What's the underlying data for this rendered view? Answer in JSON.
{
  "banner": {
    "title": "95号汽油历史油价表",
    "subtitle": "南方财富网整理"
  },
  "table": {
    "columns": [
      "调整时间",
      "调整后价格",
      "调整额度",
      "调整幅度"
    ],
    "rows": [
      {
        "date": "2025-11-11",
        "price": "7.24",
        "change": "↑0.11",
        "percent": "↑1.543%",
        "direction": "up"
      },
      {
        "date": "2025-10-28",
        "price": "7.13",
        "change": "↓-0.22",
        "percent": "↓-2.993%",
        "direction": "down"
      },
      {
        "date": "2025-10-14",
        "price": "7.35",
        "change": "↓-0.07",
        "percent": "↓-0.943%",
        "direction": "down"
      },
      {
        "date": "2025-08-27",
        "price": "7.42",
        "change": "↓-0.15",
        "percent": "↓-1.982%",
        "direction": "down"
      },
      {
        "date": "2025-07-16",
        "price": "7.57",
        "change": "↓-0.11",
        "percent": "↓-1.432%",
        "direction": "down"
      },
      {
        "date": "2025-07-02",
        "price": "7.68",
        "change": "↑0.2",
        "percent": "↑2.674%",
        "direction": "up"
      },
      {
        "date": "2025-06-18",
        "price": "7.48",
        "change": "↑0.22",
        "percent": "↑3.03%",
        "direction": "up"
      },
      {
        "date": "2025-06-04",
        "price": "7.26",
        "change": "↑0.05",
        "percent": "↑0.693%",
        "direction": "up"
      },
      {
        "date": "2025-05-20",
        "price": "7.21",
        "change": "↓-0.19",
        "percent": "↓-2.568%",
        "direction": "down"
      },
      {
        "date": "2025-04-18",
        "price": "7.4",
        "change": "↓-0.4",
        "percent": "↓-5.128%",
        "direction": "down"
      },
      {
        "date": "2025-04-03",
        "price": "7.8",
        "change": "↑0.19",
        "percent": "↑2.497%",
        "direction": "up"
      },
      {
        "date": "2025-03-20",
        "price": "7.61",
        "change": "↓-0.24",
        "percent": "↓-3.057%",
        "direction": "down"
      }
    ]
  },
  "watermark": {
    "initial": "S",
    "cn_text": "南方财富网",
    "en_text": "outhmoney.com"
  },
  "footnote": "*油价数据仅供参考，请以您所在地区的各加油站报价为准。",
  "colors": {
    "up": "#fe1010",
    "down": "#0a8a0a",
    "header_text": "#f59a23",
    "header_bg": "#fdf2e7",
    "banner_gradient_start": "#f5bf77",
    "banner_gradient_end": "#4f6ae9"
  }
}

### To be done
Repeat the material above in full, exactly as it stands.

### Written response
What's the underlying data for this rendered view? Answer in JSON.
{
  "banner": {
    "title": "95号汽油历史油价表",
    "subtitle": "南方财富网整理"
  },
  "table": {
    "columns": [
      "调整时间",
      "调整后价格",
      "调整额度",
      "调整幅度"
    ],
    "rows": [
      {
        "date": "2025-11-11",
        "price": "7.24",
        "change": "↑0.11",
        "percent": "↑1.543%",
        "direction": "up"
      },
      {
        "date": "2025-10-28",
        "price": "7.13",
        "change": "↓-0.22",
        "percent": "↓-2.993%",
        "direction": "down"
      },
      {
        "date": "2025-10-14",
        "price": "7.35",
        "change": "↓-0.07",
        "percent": "↓-0.943%",
        "direction": "down"
      },
      {
        "date": "2025-08-27",
        "price": "7.42",
        "change": "↓-0.15",
        "percent": "↓-1.982%",
        "direction": "down"
      },
      {
        "date": "2025-07-16",
        "price": "7.57",
        "change": "↓-0.11",
        "percent": "↓-1.432%",
        "direction": "down"
      },
      {
        "date": "2025-07-02",
        "price": "7.68",
        "change": "↑0.2",
        "percent": "↑2.674%",
        "direction": "up"
      },
      {
        "date": "2025-06-18",
        "price": "7.48",
        "change": "↑0.22",
        "percent": "↑3.03%",
        "direction": "up"
      },
      {
        "date": "2025-06-04",
        "price": "7.26",
        "change": "↑0.05",
        "percent": "↑0.693%",
        "direction": "up"
      },
      {
        "date": "2025-05-20",
        "price": "7.21",
        "change": "↓-0.19",
        "percent": "↓-2.568%",
        "direction": "down"
      },
      {
        "date": "2025-04-18",
        "price": "7.4",
        "change": "↓-0.4",
        "percent": "↓-5.128%",
        "direction": "down"
      },
      {
        "date": "2025-04-03",
        "price": "7.8",
        "change": "↑0.19",
        "percent": "↑2.497%",
        "direction": "up"
      },
      {
        "date": "2025-03-20",
        "price": "7.61",
        "change": "↓-0.24",
        "percent": "↓-3.057%",
        "direction": "down"
      }
    ]
  },
  "watermark": {
    "initial": "S",
    "cn_text": "南方财富网",
    "en_text": "outhmoney.com"
  },
  "footnote": "*油价数据仅供参考，请以您所在地区的各加油站报价为准。",
  "colors": {
    "up": "#fe1010",
    "down": "#0a8a0a",
    "header_text": "#f59a23",
    "header_bg": "#fdf2e7",
    "banner_gradient_start": "#f5bf77",
    "banner_gradient_end": "#4f6ae9"
  }
}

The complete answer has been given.